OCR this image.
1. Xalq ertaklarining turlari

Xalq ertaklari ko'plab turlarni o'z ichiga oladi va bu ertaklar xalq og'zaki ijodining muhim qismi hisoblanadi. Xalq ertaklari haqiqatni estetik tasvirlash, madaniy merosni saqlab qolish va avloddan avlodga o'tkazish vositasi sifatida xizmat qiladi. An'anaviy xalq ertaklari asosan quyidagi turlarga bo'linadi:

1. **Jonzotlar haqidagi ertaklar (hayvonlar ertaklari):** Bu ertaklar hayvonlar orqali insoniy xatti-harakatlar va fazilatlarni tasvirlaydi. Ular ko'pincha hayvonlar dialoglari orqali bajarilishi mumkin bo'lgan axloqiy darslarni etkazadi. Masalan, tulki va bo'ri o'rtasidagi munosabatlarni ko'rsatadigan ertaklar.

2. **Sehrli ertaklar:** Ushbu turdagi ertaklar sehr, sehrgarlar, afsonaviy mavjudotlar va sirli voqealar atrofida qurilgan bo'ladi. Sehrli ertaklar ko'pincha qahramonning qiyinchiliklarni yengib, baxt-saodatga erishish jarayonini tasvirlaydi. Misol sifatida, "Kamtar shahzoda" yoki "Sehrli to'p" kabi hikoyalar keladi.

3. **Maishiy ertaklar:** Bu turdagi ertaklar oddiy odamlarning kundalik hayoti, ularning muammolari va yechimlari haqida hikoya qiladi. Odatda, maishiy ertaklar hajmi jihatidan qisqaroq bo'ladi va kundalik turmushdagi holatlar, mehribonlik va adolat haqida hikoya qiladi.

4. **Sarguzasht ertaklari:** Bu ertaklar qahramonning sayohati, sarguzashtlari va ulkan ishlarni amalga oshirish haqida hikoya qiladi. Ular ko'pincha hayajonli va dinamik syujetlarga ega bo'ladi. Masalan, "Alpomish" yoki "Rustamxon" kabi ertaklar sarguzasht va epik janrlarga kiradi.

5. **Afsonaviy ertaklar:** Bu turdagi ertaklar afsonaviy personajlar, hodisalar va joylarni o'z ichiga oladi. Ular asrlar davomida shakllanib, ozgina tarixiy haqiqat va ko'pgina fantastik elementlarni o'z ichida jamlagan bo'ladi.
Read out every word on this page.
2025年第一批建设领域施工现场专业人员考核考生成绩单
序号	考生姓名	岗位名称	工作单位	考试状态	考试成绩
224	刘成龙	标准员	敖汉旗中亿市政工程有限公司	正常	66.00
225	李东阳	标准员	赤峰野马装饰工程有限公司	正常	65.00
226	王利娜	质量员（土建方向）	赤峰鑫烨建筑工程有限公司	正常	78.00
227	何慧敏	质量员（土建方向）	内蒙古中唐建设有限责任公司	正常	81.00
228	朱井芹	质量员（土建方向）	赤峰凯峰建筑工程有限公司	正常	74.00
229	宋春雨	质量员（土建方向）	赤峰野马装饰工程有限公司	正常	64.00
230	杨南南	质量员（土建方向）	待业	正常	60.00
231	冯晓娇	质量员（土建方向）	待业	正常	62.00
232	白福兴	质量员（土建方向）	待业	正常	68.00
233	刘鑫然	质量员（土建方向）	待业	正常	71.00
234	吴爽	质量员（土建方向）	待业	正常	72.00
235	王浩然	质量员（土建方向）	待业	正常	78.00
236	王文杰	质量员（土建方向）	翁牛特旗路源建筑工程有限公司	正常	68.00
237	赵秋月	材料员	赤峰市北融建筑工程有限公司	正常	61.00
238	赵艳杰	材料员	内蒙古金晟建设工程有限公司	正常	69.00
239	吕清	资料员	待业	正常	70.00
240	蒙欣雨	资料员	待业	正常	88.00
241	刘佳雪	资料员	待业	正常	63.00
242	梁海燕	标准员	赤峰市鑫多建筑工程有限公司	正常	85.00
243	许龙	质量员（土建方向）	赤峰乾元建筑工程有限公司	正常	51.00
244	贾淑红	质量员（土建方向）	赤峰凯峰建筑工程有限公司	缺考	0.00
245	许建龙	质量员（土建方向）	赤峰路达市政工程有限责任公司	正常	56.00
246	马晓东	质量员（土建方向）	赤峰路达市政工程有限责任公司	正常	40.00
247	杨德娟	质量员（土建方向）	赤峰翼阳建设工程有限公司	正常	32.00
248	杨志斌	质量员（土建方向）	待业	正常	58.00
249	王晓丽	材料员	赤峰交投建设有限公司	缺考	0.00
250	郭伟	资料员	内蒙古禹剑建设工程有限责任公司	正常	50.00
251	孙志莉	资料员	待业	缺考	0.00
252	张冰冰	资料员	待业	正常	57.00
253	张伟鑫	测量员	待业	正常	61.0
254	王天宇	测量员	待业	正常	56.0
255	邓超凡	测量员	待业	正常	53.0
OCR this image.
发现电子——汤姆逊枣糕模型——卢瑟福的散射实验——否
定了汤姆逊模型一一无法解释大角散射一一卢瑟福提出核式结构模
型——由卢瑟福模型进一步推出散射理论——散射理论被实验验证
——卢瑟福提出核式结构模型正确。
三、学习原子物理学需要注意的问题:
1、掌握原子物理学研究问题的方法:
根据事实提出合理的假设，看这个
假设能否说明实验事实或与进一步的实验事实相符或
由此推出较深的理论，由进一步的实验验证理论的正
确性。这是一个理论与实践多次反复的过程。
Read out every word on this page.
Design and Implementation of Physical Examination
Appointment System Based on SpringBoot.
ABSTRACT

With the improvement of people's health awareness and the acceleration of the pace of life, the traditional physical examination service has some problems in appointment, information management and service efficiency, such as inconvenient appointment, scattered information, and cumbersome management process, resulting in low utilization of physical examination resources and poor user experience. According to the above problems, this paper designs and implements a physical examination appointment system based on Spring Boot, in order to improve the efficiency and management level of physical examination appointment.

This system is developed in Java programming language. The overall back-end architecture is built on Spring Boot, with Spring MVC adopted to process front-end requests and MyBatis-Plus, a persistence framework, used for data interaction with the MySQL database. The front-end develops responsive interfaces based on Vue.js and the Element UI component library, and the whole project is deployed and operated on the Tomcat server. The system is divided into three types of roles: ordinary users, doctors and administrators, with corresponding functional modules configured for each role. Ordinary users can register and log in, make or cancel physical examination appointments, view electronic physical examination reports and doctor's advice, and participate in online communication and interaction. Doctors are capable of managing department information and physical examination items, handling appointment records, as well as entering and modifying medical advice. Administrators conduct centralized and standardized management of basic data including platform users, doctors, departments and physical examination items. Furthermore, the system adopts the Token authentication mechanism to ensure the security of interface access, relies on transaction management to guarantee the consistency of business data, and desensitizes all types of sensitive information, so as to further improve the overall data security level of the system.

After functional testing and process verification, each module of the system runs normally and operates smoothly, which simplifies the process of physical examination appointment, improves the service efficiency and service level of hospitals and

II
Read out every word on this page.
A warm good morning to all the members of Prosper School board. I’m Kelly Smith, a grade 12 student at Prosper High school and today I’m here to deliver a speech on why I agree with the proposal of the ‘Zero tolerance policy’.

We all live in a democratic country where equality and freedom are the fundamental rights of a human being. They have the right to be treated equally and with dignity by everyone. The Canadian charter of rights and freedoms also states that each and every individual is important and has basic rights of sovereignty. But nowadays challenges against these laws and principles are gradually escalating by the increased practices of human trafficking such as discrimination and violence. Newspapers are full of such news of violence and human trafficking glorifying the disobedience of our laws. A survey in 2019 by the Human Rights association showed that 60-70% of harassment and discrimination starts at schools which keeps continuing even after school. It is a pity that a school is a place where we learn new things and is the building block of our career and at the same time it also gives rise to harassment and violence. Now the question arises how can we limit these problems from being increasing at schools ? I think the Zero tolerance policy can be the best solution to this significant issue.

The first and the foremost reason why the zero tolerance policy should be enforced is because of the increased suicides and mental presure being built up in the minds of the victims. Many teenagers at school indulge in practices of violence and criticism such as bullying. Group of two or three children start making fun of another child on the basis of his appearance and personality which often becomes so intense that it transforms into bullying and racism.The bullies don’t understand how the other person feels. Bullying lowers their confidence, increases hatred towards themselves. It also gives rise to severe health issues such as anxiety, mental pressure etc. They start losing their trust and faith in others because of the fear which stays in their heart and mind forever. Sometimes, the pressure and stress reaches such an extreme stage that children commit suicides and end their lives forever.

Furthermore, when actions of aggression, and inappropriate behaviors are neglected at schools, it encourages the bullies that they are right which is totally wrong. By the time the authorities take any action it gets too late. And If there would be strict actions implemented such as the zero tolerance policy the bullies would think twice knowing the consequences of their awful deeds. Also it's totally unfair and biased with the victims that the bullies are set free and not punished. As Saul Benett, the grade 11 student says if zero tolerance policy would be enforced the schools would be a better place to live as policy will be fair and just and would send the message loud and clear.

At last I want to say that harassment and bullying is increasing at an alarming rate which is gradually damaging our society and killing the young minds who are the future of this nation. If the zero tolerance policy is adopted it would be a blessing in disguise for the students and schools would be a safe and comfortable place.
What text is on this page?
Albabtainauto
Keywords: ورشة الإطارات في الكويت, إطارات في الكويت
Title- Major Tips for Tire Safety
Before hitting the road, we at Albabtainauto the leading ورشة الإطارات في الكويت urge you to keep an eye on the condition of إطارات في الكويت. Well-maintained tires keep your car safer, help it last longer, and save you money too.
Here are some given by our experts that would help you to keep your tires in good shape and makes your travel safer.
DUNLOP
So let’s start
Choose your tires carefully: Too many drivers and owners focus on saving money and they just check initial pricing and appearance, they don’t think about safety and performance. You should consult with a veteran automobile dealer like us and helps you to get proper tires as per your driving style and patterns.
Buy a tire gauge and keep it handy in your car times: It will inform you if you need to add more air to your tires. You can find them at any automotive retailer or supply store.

------------------------

TASK OBJECTIVE —
List each line in the listing that contains the string "ichiga".

PROBLEM SOLUTION —
Xalq ertaklari ko'plab turlarni o'z ichiga oladi va bu ertaklar xalq og'zaki ijodining muhim qismi hisoblanadi. Xalq ertaklari haqiqatni estetik tasvirlash, madaniy merosni saqlab qolish va avloddan avlodga o'tkazish vositasi sifatida xizmat qiladi. An'anaviy xalq ertaklari asosan quyidagi turlarga bo'linadi:
5. **Afsonaviy ertaklar:** Bu turdagi ertaklar afsonaviy personajlar, hodisalar va joylarni o'z ichiga oladi. Ular asrlar davomida shakllanib, ozgina tarixiy haqiqat va ko'pgina fantastik elementlarni o'z ichida jamlagan bo'ladi.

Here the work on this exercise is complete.